Write the records below out again exactly as given, with no images.

--- begin ---

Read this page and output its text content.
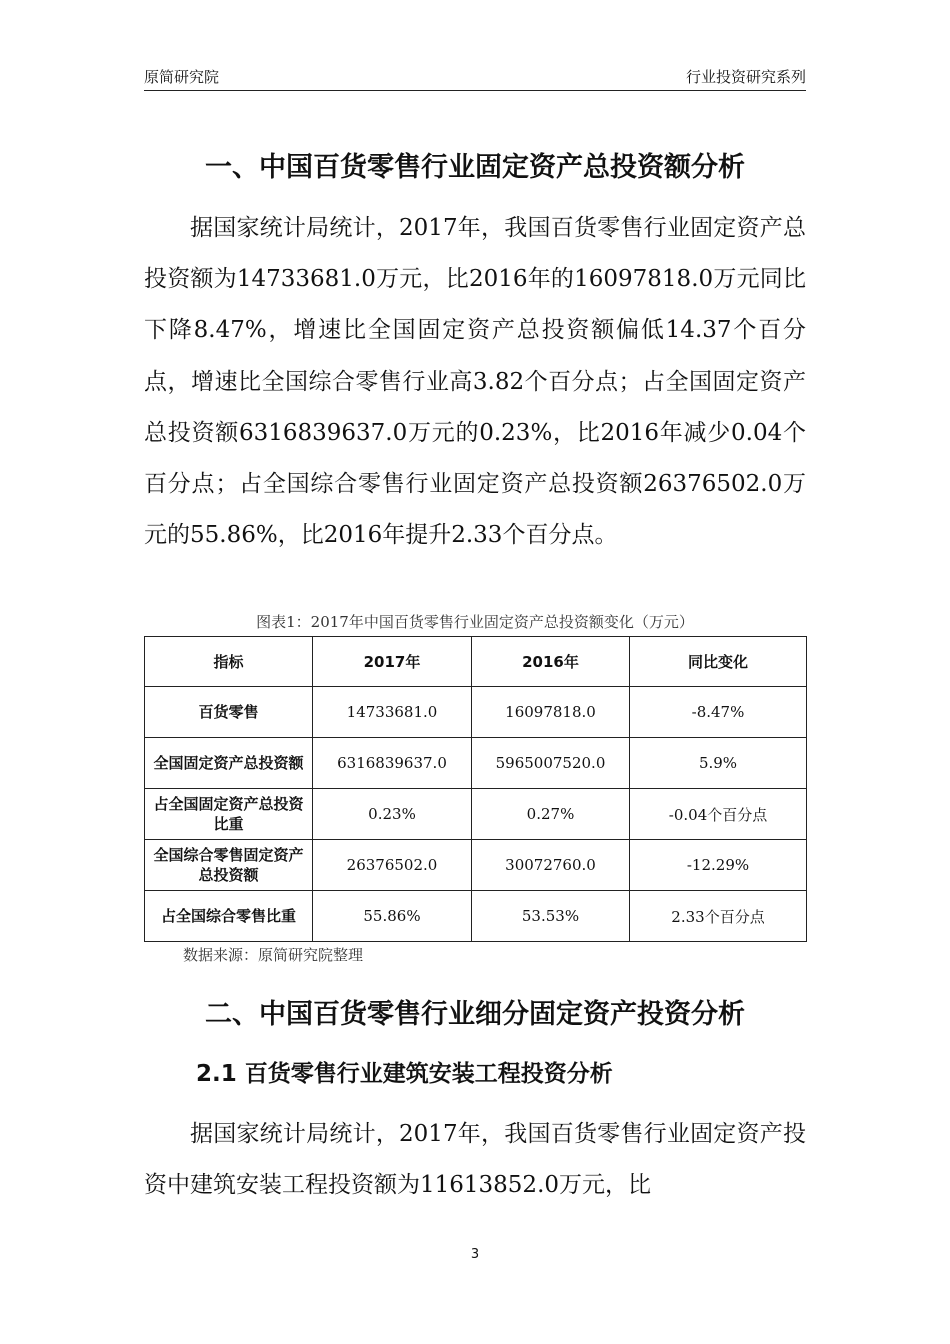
原简研究院	行业投资研究系列
一、中国百货零售行业固定资产总投资额分析

据国家统计局统计，2017年，我国百货零售行业固定资产总投资额为14733681.0万元，比2016年的16097818.0万元同比下降8.47%，增速比全国固定资产总投资额偏低14.37个百分点，增速比全国综合零售行业高3.82个百分点；占全国固定资产总投资额6316839637.0万元的0.23%，比2016年减少0.04个百分点；占全国综合零售行业固定资产总投资额26376502.0万元的55.86%，比2016年提升2.33个百分点。

图表1：2017年中国百货零售行业固定资产总投资额变化（万元）
指标	2017年	2016年	同比变化
百货零售	14733681.0	16097818.0	-8.47%
全国固定资产总投资额	6316839637.0	5965007520.0	5.9%
占全国固定资产总投资比重	0.23%	0.27%	-0.04个百分点
全国综合零售固定资产总投资额	26376502.0	30072760.0	-12.29%
占全国综合零售比重	55.86%	53.53%	2.33个百分点
数据来源：原简研究院整理
二、中国百货零售行业细分固定资产投资分析
2.1 百货零售行业建筑安装工程投资分析

据国家统计局统计，2017年，我国百货零售行业固定资产投资中建筑安装工程投资额为11613852.0万元，比

3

--- end ---

* Written response
Read this page and output its text content.
原简研究院	行业投资研究系列
一、中国百货零售行业固定资产总投资额分析

据国家统计局统计，2017年，我国百货零售行业固定资产总投资额为14733681.0万元，比2016年的16097818.0万元同比下降8.47%，增速比全国固定资产总投资额偏低14.37个百分点，增速比全国综合零售行业高3.82个百分点；占全国固定资产总投资额6316839637.0万元的0.23%，比2016年减少0.04个百分点；占全国综合零售行业固定资产总投资额26376502.0万元的55.86%，比2016年提升2.33个百分点。

图表1：2017年中国百货零售行业固定资产总投资额变化（万元）
指标	2017年	2016年	同比变化
百货零售	14733681.0	16097818.0	-8.47%
全国固定资产总投资额	6316839637.0	5965007520.0	5.9%
占全国固定资产总投资比重	0.23%	0.27%	-0.04个百分点
全国综合零售固定资产总投资额	26376502.0	30072760.0	-12.29%
占全国综合零售比重	55.86%	53.53%	2.33个百分点
数据来源：原简研究院整理
二、中国百货零售行业细分固定资产投资分析
2.1 百货零售行业建筑安装工程投资分析

据国家统计局统计，2017年，我国百货零售行业固定资产投资中建筑安装工程投资额为11613852.0万元，比

3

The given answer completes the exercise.